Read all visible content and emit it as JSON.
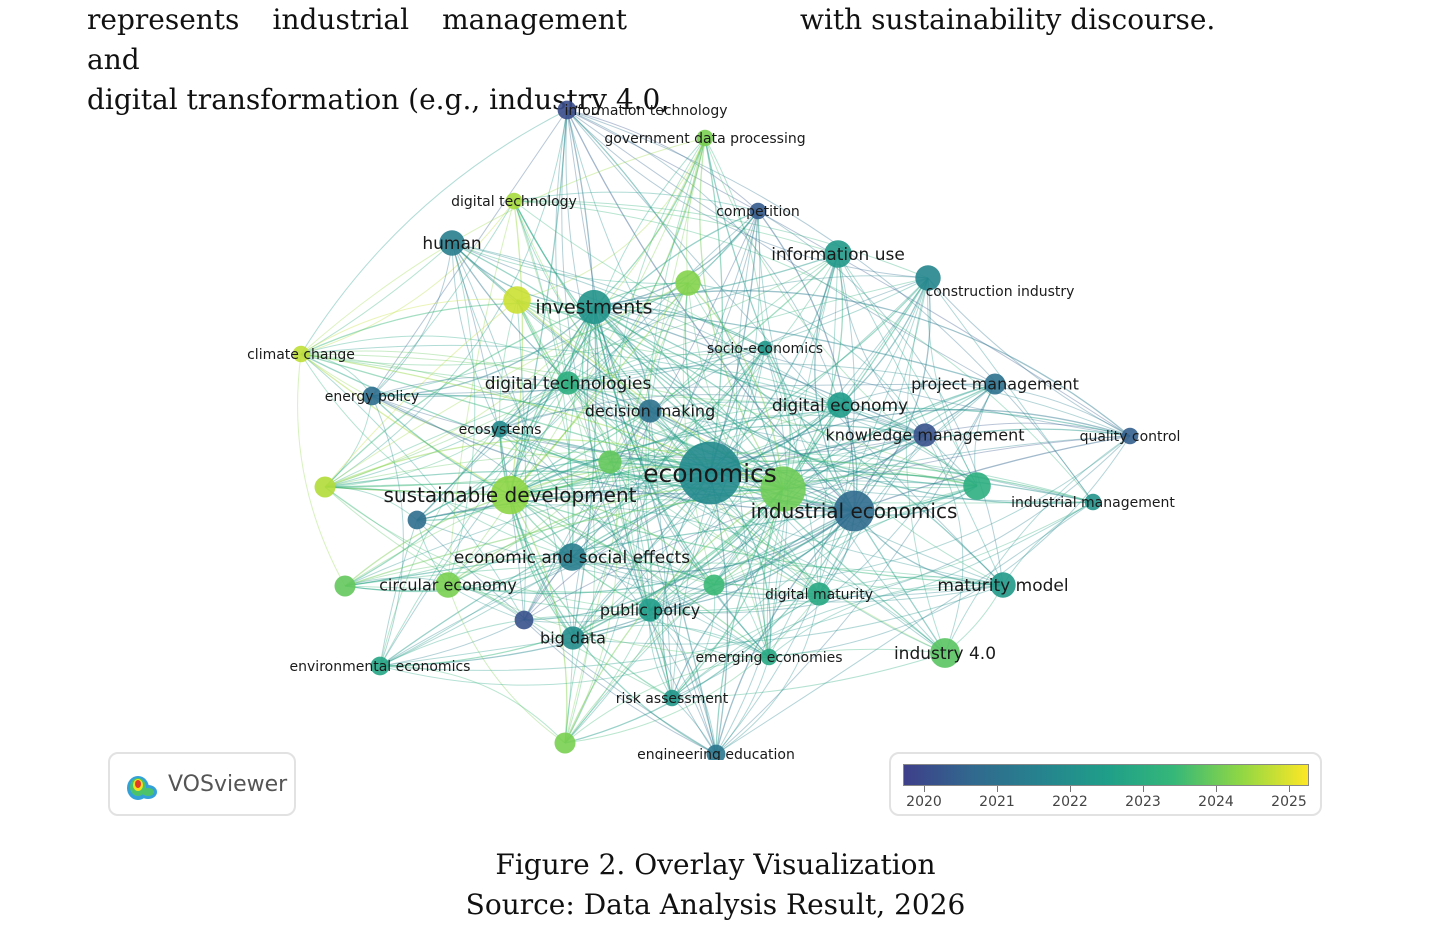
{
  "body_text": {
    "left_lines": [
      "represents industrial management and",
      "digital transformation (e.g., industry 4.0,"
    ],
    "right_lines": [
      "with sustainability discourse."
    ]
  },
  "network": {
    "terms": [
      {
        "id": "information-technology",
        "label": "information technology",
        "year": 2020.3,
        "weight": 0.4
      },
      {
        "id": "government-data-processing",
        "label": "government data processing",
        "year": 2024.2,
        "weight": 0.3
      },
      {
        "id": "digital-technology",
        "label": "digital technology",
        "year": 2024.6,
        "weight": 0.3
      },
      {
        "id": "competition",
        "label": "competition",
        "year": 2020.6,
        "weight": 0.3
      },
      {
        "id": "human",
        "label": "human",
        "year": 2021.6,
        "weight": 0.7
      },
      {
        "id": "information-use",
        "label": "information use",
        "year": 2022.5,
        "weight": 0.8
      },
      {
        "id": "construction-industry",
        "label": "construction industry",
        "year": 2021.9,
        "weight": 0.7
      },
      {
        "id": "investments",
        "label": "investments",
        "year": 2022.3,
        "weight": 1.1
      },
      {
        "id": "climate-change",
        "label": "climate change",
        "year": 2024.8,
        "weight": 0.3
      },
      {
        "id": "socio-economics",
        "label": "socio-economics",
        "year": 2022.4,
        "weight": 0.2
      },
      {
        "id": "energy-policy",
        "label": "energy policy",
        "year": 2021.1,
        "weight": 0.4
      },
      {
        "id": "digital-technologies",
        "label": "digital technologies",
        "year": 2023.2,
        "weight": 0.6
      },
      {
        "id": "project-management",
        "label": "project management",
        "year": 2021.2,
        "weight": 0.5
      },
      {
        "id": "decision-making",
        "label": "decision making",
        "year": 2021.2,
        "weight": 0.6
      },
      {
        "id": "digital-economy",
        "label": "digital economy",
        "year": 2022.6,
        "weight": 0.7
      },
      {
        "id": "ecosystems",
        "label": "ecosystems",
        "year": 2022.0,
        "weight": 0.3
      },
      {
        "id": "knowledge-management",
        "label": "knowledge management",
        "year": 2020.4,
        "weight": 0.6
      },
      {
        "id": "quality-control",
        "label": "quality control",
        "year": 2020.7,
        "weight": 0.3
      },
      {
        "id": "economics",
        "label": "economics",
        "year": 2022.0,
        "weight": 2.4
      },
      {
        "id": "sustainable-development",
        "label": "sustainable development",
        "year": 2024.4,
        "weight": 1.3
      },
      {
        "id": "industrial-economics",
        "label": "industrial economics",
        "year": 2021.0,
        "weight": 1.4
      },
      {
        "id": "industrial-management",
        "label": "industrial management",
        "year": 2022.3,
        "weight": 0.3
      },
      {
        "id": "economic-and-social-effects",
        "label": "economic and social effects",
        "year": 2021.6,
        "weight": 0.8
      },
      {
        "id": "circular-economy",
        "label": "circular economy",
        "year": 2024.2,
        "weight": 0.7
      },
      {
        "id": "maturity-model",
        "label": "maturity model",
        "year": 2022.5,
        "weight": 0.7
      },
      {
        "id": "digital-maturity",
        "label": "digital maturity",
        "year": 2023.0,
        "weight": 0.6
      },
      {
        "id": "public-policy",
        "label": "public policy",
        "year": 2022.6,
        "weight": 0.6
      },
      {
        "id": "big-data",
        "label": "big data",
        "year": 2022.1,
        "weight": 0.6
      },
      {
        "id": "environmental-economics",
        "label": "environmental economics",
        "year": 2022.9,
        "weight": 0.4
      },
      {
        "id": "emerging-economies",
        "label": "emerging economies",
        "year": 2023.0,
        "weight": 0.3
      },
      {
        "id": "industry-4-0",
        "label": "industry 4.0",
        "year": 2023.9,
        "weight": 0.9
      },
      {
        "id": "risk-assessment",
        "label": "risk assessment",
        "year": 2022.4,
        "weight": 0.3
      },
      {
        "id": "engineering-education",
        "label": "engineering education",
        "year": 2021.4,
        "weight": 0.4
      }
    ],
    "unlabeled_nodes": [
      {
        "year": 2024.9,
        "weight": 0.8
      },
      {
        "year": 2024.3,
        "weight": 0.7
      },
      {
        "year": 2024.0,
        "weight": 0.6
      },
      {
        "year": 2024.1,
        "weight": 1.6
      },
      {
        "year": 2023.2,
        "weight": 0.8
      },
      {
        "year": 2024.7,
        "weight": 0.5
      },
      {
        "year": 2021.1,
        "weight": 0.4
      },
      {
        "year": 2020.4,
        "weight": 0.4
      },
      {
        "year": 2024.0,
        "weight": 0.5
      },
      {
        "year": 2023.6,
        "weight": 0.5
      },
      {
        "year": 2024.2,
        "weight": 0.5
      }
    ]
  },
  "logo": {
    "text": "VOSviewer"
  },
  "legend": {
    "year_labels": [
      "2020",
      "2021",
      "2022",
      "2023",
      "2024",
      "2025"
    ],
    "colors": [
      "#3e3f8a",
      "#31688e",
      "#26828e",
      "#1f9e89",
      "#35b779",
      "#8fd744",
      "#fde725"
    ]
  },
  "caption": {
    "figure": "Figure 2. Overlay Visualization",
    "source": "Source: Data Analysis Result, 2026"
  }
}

* PROBLEM DESCRIPTION
In the listing, find all lines with the string "socio" and copy them.

* EXERCISE ANSWER
        "id": "socio-economics",
        "label": "socio-economics",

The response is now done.